**DO THIS:** Provide the count of lines that hold "JSON" and no other output.

======== DATA SHOWN

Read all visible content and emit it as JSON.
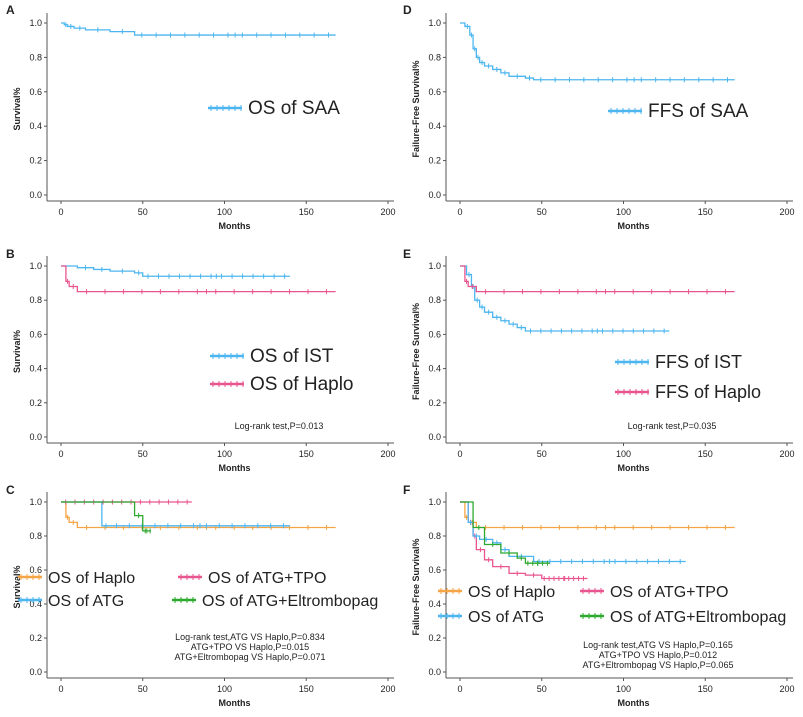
{
  "colors": {
    "blue": "#4db6f0",
    "pink": "#e8558f",
    "orange": "#f5a545",
    "green": "#2fa82f",
    "axis": "#555555",
    "text": "#222222"
  },
  "chart_data": [
    {
      "type": "line",
      "id": "A",
      "panel_label": "A",
      "xlabel": "Months",
      "ylabel": "Survival%",
      "xlim": [
        0,
        200
      ],
      "ylim": [
        0,
        1.0
      ],
      "xticks": [
        0,
        50,
        100,
        150,
        200
      ],
      "yticks": [
        0.0,
        0.2,
        0.4,
        0.6,
        0.8,
        1.0
      ],
      "legend_position": "middle-right",
      "series": [
        {
          "name": "OS of SAA",
          "color": "blue",
          "x": [
            0,
            2,
            4,
            8,
            15,
            30,
            45,
            168
          ],
          "y": [
            1.0,
            0.99,
            0.98,
            0.97,
            0.96,
            0.95,
            0.93,
            0.93
          ]
        }
      ],
      "annotations": []
    },
    {
      "type": "line",
      "id": "D",
      "panel_label": "D",
      "xlabel": "Months",
      "ylabel": "Failure-Free Survival%",
      "xlim": [
        0,
        200
      ],
      "ylim": [
        0,
        1.0
      ],
      "xticks": [
        0,
        50,
        100,
        150,
        200
      ],
      "yticks": [
        0.0,
        0.2,
        0.4,
        0.6,
        0.8,
        1.0
      ],
      "legend_position": "middle-right",
      "series": [
        {
          "name": "FFS of SAA",
          "color": "blue",
          "x": [
            0,
            3,
            6,
            8,
            10,
            12,
            15,
            20,
            25,
            30,
            40,
            45,
            168
          ],
          "y": [
            1.0,
            0.98,
            0.93,
            0.85,
            0.8,
            0.77,
            0.75,
            0.73,
            0.71,
            0.69,
            0.68,
            0.67,
            0.67
          ]
        }
      ],
      "annotations": []
    },
    {
      "type": "line",
      "id": "B",
      "panel_label": "B",
      "xlabel": "Months",
      "ylabel": "Survival%",
      "xlim": [
        0,
        200
      ],
      "ylim": [
        0,
        1.0
      ],
      "xticks": [
        0,
        50,
        100,
        150,
        200
      ],
      "yticks": [
        0.0,
        0.2,
        0.4,
        0.6,
        0.8,
        1.0
      ],
      "legend_position": "lower-right",
      "series": [
        {
          "name": "OS of IST",
          "color": "blue",
          "x": [
            0,
            10,
            20,
            30,
            45,
            50,
            140
          ],
          "y": [
            1.0,
            0.99,
            0.98,
            0.97,
            0.96,
            0.94,
            0.94
          ]
        },
        {
          "name": "OS of Haplo",
          "color": "pink",
          "x": [
            0,
            3,
            5,
            10,
            168
          ],
          "y": [
            1.0,
            0.91,
            0.88,
            0.85,
            0.85
          ]
        }
      ],
      "annotations": [
        "Log-rank test,P=0.013"
      ]
    },
    {
      "type": "line",
      "id": "E",
      "panel_label": "E",
      "xlabel": "Months",
      "ylabel": "Failure-Free Survival%",
      "xlim": [
        0,
        200
      ],
      "ylim": [
        0,
        1.0
      ],
      "xticks": [
        0,
        50,
        100,
        150,
        200
      ],
      "yticks": [
        0.0,
        0.2,
        0.4,
        0.6,
        0.8,
        1.0
      ],
      "legend_position": "lower-right",
      "series": [
        {
          "name": "FFS of IST",
          "color": "blue",
          "x": [
            0,
            4,
            7,
            9,
            12,
            15,
            20,
            25,
            30,
            35,
            40,
            128
          ],
          "y": [
            1.0,
            0.95,
            0.88,
            0.8,
            0.76,
            0.73,
            0.7,
            0.68,
            0.66,
            0.64,
            0.62,
            0.62
          ]
        },
        {
          "name": "FFS of Haplo",
          "color": "pink",
          "x": [
            0,
            3,
            5,
            10,
            168
          ],
          "y": [
            1.0,
            0.91,
            0.88,
            0.85,
            0.85
          ]
        }
      ],
      "annotations": [
        "Log-rank test,P=0.035"
      ]
    },
    {
      "type": "line",
      "id": "C",
      "panel_label": "C",
      "xlabel": "Months",
      "ylabel": "Survival%",
      "xlim": [
        0,
        200
      ],
      "ylim": [
        0,
        1.0
      ],
      "xticks": [
        0,
        50,
        100,
        150,
        200
      ],
      "yticks": [
        0.0,
        0.2,
        0.4,
        0.6,
        0.8,
        1.0
      ],
      "legend_position": "lower-left",
      "series": [
        {
          "name": "OS of Haplo",
          "color": "orange",
          "x": [
            0,
            3,
            5,
            10,
            168
          ],
          "y": [
            1.0,
            0.91,
            0.88,
            0.85,
            0.85
          ]
        },
        {
          "name": "OS of ATG+TPO",
          "color": "pink",
          "x": [
            0,
            80
          ],
          "y": [
            1.0,
            1.0
          ]
        },
        {
          "name": "OS of ATG",
          "color": "blue",
          "x": [
            0,
            25,
            30,
            140
          ],
          "y": [
            1.0,
            0.86,
            0.86,
            0.86
          ]
        },
        {
          "name": "OS of ATG+Eltrombopag",
          "color": "green",
          "x": [
            0,
            45,
            50,
            55
          ],
          "y": [
            1.0,
            0.92,
            0.83,
            0.83
          ]
        }
      ],
      "annotations": [
        "Log-rank test,ATG VS Haplo,P=0.834",
        "ATG+TPO VS Haplo,P=0.015",
        "ATG+Eltrombopag VS Haplo,P=0.071"
      ]
    },
    {
      "type": "line",
      "id": "F",
      "panel_label": "F",
      "xlabel": "Months",
      "ylabel": "Failure-Free Survival%",
      "xlim": [
        0,
        200
      ],
      "ylim": [
        0,
        1.0
      ],
      "xticks": [
        0,
        50,
        100,
        150,
        200
      ],
      "yticks": [
        0.0,
        0.2,
        0.4,
        0.6,
        0.8,
        1.0
      ],
      "legend_position": "lower-left",
      "series": [
        {
          "name": "OS of Haplo",
          "color": "orange",
          "x": [
            0,
            3,
            5,
            10,
            168
          ],
          "y": [
            1.0,
            0.91,
            0.88,
            0.85,
            0.85
          ]
        },
        {
          "name": "OS of ATG+TPO",
          "color": "pink",
          "x": [
            0,
            5,
            8,
            10,
            15,
            20,
            30,
            40,
            50,
            78
          ],
          "y": [
            1.0,
            0.88,
            0.8,
            0.72,
            0.66,
            0.62,
            0.58,
            0.57,
            0.55,
            0.55
          ]
        },
        {
          "name": "OS of ATG",
          "color": "blue",
          "x": [
            0,
            5,
            8,
            12,
            20,
            25,
            30,
            45,
            138
          ],
          "y": [
            1.0,
            0.88,
            0.8,
            0.78,
            0.76,
            0.72,
            0.68,
            0.65,
            0.65
          ]
        },
        {
          "name": "OS of ATG+Eltrombopag",
          "color": "green",
          "x": [
            0,
            8,
            15,
            25,
            35,
            40,
            55
          ],
          "y": [
            1.0,
            0.85,
            0.75,
            0.7,
            0.67,
            0.64,
            0.64
          ]
        }
      ],
      "annotations": [
        "Log-rank test,ATG VS Haplo,P=0.165",
        "ATG+TPO VS Haplo,P=0.012",
        "ATG+Eltrombopag VS Haplo,P=0.065"
      ]
    }
  ]
}
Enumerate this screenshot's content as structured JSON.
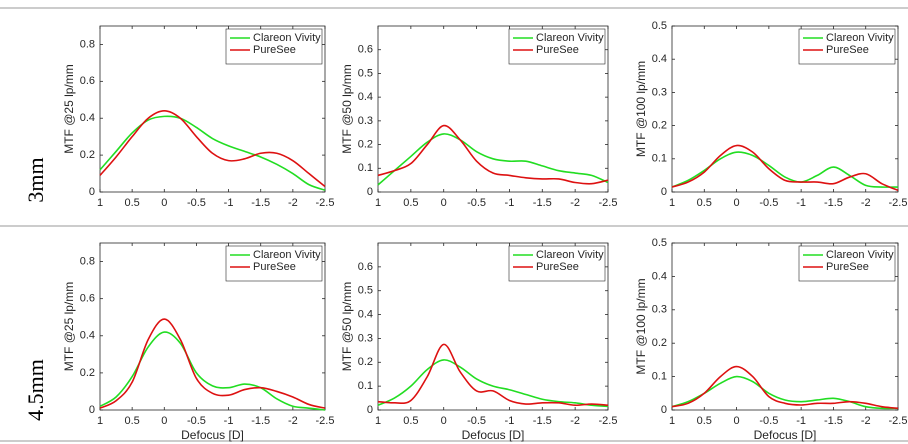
{
  "row_labels": [
    "3mm",
    "4.5mm"
  ],
  "chart_data": [
    {
      "type": "line",
      "ylabel": "MTF @25 lp/mm",
      "x": [
        1,
        0.75,
        0.5,
        0.25,
        0,
        -0.25,
        -0.5,
        -0.75,
        -1,
        -1.25,
        -1.5,
        -1.75,
        -2,
        -2.25,
        -2.5
      ],
      "xlim": [
        1,
        -2.5
      ],
      "xticks": [
        1,
        0.5,
        0,
        -0.5,
        -1,
        -1.5,
        -2,
        -2.5
      ],
      "ylim": [
        0,
        0.9
      ],
      "yticks": [
        0,
        0.2,
        0.4,
        0.6,
        0.8
      ],
      "legend": "upper right",
      "series": [
        {
          "name": "Clareon Vivity",
          "color": "#22dd22",
          "values": [
            0.12,
            0.22,
            0.32,
            0.39,
            0.41,
            0.4,
            0.35,
            0.29,
            0.25,
            0.22,
            0.19,
            0.15,
            0.1,
            0.04,
            0.01
          ]
        },
        {
          "name": "PureSee",
          "color": "#dd1111",
          "values": [
            0.09,
            0.19,
            0.3,
            0.4,
            0.44,
            0.4,
            0.3,
            0.21,
            0.17,
            0.18,
            0.21,
            0.21,
            0.17,
            0.1,
            0.03
          ]
        }
      ]
    },
    {
      "type": "line",
      "ylabel": "MTF @50 lp/mm",
      "x": [
        1,
        0.75,
        0.5,
        0.25,
        0,
        -0.25,
        -0.5,
        -0.75,
        -1,
        -1.25,
        -1.5,
        -1.75,
        -2,
        -2.25,
        -2.5
      ],
      "xlim": [
        1,
        -2.5
      ],
      "xticks": [
        1,
        0.5,
        0,
        -0.5,
        -1,
        -1.5,
        -2,
        -2.5
      ],
      "ylim": [
        0,
        0.7
      ],
      "yticks": [
        0,
        0.1,
        0.2,
        0.3,
        0.4,
        0.5,
        0.6
      ],
      "legend": "upper right",
      "series": [
        {
          "name": "Clareon Vivity",
          "color": "#22dd22",
          "values": [
            0.03,
            0.09,
            0.15,
            0.21,
            0.245,
            0.22,
            0.17,
            0.14,
            0.13,
            0.13,
            0.11,
            0.09,
            0.08,
            0.07,
            0.04
          ]
        },
        {
          "name": "PureSee",
          "color": "#dd1111",
          "values": [
            0.07,
            0.09,
            0.12,
            0.2,
            0.28,
            0.22,
            0.13,
            0.08,
            0.07,
            0.06,
            0.055,
            0.055,
            0.04,
            0.035,
            0.05
          ]
        }
      ]
    },
    {
      "type": "line",
      "ylabel": "MTF @100 lp/mm",
      "x": [
        1,
        0.75,
        0.5,
        0.25,
        0,
        -0.25,
        -0.5,
        -0.75,
        -1,
        -1.25,
        -1.5,
        -1.75,
        -2,
        -2.25,
        -2.5
      ],
      "xlim": [
        1,
        -2.5
      ],
      "xticks": [
        1,
        0.5,
        0,
        -0.5,
        -1,
        -1.5,
        -2,
        -2.5
      ],
      "ylim": [
        0,
        0.5
      ],
      "yticks": [
        0,
        0.1,
        0.2,
        0.3,
        0.4,
        0.5
      ],
      "legend": "upper right",
      "series": [
        {
          "name": "Clareon Vivity",
          "color": "#22dd22",
          "values": [
            0.015,
            0.035,
            0.065,
            0.1,
            0.12,
            0.11,
            0.08,
            0.045,
            0.03,
            0.05,
            0.075,
            0.05,
            0.02,
            0.015,
            0.015
          ]
        },
        {
          "name": "PureSee",
          "color": "#dd1111",
          "values": [
            0.015,
            0.03,
            0.06,
            0.11,
            0.14,
            0.12,
            0.07,
            0.035,
            0.03,
            0.03,
            0.025,
            0.045,
            0.055,
            0.025,
            0.005
          ]
        }
      ]
    },
    {
      "type": "line",
      "ylabel": "MTF @25 lp/mm",
      "xlabel": "Defocus [D]",
      "x": [
        1,
        0.75,
        0.5,
        0.25,
        0,
        -0.25,
        -0.5,
        -0.75,
        -1,
        -1.25,
        -1.5,
        -1.75,
        -2,
        -2.25,
        -2.5
      ],
      "xlim": [
        1,
        -2.5
      ],
      "xticks": [
        1,
        0.5,
        0,
        -0.5,
        -1,
        -1.5,
        -2,
        -2.5
      ],
      "ylim": [
        0,
        0.9
      ],
      "yticks": [
        0,
        0.2,
        0.4,
        0.6,
        0.8
      ],
      "legend": "upper right",
      "series": [
        {
          "name": "Clareon Vivity",
          "color": "#22dd22",
          "values": [
            0.02,
            0.07,
            0.18,
            0.34,
            0.42,
            0.36,
            0.2,
            0.13,
            0.12,
            0.14,
            0.12,
            0.06,
            0.02,
            0.01,
            0.0
          ]
        },
        {
          "name": "PureSee",
          "color": "#dd1111",
          "values": [
            0.01,
            0.05,
            0.15,
            0.38,
            0.49,
            0.38,
            0.17,
            0.09,
            0.08,
            0.11,
            0.12,
            0.1,
            0.07,
            0.03,
            0.01
          ]
        }
      ]
    },
    {
      "type": "line",
      "ylabel": "MTF @50 lp/mm",
      "xlabel": "Defocus [D]",
      "x": [
        1,
        0.75,
        0.5,
        0.25,
        0,
        -0.25,
        -0.5,
        -0.75,
        -1,
        -1.25,
        -1.5,
        -1.75,
        -2,
        -2.25,
        -2.5
      ],
      "xlim": [
        1,
        -2.5
      ],
      "xticks": [
        1,
        0.5,
        0,
        -0.5,
        -1,
        -1.5,
        -2,
        -2.5
      ],
      "ylim": [
        0,
        0.7
      ],
      "yticks": [
        0,
        0.1,
        0.2,
        0.3,
        0.4,
        0.5,
        0.6
      ],
      "legend": "upper right",
      "series": [
        {
          "name": "Clareon Vivity",
          "color": "#22dd22",
          "values": [
            0.02,
            0.05,
            0.1,
            0.17,
            0.21,
            0.18,
            0.13,
            0.1,
            0.085,
            0.065,
            0.045,
            0.035,
            0.03,
            0.02,
            0.015
          ]
        },
        {
          "name": "PureSee",
          "color": "#dd1111",
          "values": [
            0.035,
            0.03,
            0.04,
            0.14,
            0.275,
            0.16,
            0.08,
            0.08,
            0.04,
            0.025,
            0.03,
            0.03,
            0.02,
            0.025,
            0.02
          ]
        }
      ]
    },
    {
      "type": "line",
      "ylabel": "MTF @100 lp/mm",
      "xlabel": "Defocus [D]",
      "x": [
        1,
        0.75,
        0.5,
        0.25,
        0,
        -0.25,
        -0.5,
        -0.75,
        -1,
        -1.25,
        -1.5,
        -1.75,
        -2,
        -2.25,
        -2.5
      ],
      "xlim": [
        1,
        -2.5
      ],
      "xticks": [
        1,
        0.5,
        0,
        -0.5,
        -1,
        -1.5,
        -2,
        -2.5
      ],
      "ylim": [
        0,
        0.5
      ],
      "yticks": [
        0,
        0.1,
        0.2,
        0.3,
        0.4,
        0.5
      ],
      "legend": "upper right",
      "series": [
        {
          "name": "Clareon Vivity",
          "color": "#22dd22",
          "values": [
            0.01,
            0.025,
            0.05,
            0.08,
            0.1,
            0.085,
            0.05,
            0.03,
            0.025,
            0.03,
            0.035,
            0.025,
            0.01,
            0.005,
            0.005
          ]
        },
        {
          "name": "PureSee",
          "color": "#dd1111",
          "values": [
            0.01,
            0.02,
            0.05,
            0.1,
            0.13,
            0.1,
            0.04,
            0.02,
            0.015,
            0.02,
            0.02,
            0.025,
            0.02,
            0.01,
            0.005
          ]
        }
      ]
    }
  ]
}
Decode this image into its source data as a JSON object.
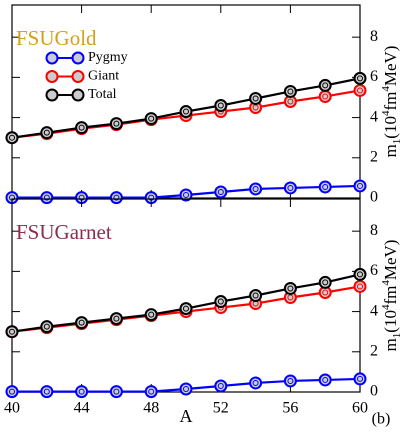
{
  "chart_data": [
    {
      "type": "line",
      "title": "FSUGold",
      "title_color": "#d4a017",
      "y_label": [
        "m",
        "1",
        "(10",
        "4",
        "fm",
        "4",
        "MeV)"
      ],
      "x": [
        40,
        42,
        44,
        46,
        48,
        50,
        52,
        54,
        56,
        58,
        60
      ],
      "xlim": [
        40,
        60
      ],
      "xticks": [
        40,
        44,
        48,
        52,
        56,
        60
      ],
      "ylim": [
        0,
        9.6
      ],
      "yticks": [
        0,
        2,
        4,
        6,
        8
      ],
      "legend": true,
      "legend_position": "upper left",
      "series": [
        {
          "name": "Pygmy",
          "color": "#0000ff",
          "values": [
            0.02,
            0.02,
            0.02,
            0.02,
            0.02,
            0.15,
            0.3,
            0.45,
            0.5,
            0.55,
            0.6
          ]
        },
        {
          "name": "Giant",
          "color": "#ff0000",
          "values": [
            3.0,
            3.2,
            3.45,
            3.65,
            3.9,
            4.1,
            4.3,
            4.5,
            4.8,
            5.05,
            5.35
          ]
        },
        {
          "name": "Total",
          "color": "#000000",
          "values": [
            3.0,
            3.25,
            3.5,
            3.7,
            3.95,
            4.3,
            4.6,
            4.95,
            5.3,
            5.6,
            5.95
          ]
        }
      ]
    },
    {
      "type": "line",
      "title": "FSUGarnet",
      "title_color": "#8b2e4b",
      "y_label": [
        "m",
        "1",
        "(10",
        "4",
        "fm",
        "4",
        "MeV)"
      ],
      "x_label": "A",
      "annotation": "(b)",
      "x": [
        40,
        42,
        44,
        46,
        48,
        50,
        52,
        54,
        56,
        58,
        60
      ],
      "xlim": [
        40,
        60
      ],
      "xticks": [
        40,
        44,
        48,
        52,
        56,
        60
      ],
      "ylim": [
        0,
        9.6
      ],
      "yticks": [
        0,
        2,
        4,
        6,
        8
      ],
      "legend": false,
      "series": [
        {
          "name": "Pygmy",
          "color": "#0000ff",
          "values": [
            0.02,
            0.02,
            0.02,
            0.02,
            0.02,
            0.15,
            0.3,
            0.45,
            0.55,
            0.6,
            0.65
          ]
        },
        {
          "name": "Giant",
          "color": "#ff0000",
          "values": [
            3.0,
            3.2,
            3.4,
            3.6,
            3.8,
            4.0,
            4.2,
            4.4,
            4.7,
            4.95,
            5.25
          ]
        },
        {
          "name": "Total",
          "color": "#000000",
          "values": [
            3.0,
            3.25,
            3.45,
            3.65,
            3.85,
            4.15,
            4.5,
            4.8,
            5.15,
            5.45,
            5.85
          ]
        }
      ]
    }
  ]
}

================

**EXPECTED ANSWER:** 3